-- start of Data for the task --

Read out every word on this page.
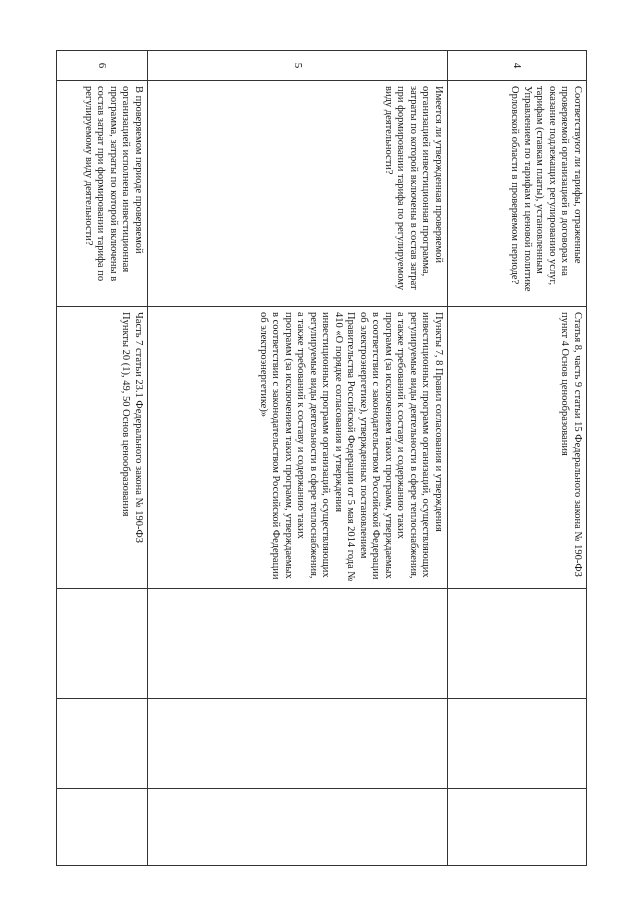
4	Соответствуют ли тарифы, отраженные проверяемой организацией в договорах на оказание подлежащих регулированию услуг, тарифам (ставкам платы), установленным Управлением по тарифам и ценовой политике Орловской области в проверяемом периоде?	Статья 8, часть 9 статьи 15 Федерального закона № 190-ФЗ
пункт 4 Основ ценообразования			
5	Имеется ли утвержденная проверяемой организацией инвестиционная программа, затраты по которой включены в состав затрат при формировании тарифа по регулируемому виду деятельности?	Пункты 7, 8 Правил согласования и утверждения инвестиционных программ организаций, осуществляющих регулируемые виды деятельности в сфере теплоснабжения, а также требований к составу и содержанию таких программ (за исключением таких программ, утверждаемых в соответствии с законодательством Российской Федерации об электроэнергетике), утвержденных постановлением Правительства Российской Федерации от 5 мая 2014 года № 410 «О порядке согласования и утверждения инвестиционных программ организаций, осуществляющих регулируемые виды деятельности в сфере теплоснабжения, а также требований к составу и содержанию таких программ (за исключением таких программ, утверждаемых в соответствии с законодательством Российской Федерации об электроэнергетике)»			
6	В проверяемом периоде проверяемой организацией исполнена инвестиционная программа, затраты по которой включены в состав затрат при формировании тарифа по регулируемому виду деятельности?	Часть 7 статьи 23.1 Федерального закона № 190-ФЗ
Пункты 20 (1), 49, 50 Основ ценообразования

-- end of Data for the task --

Copy every line above that holds the word "ценообразования".

## Result of the task
пункт 4 Основ ценообразования			
Пункты 20 (1), 49, 50 Основ ценообразования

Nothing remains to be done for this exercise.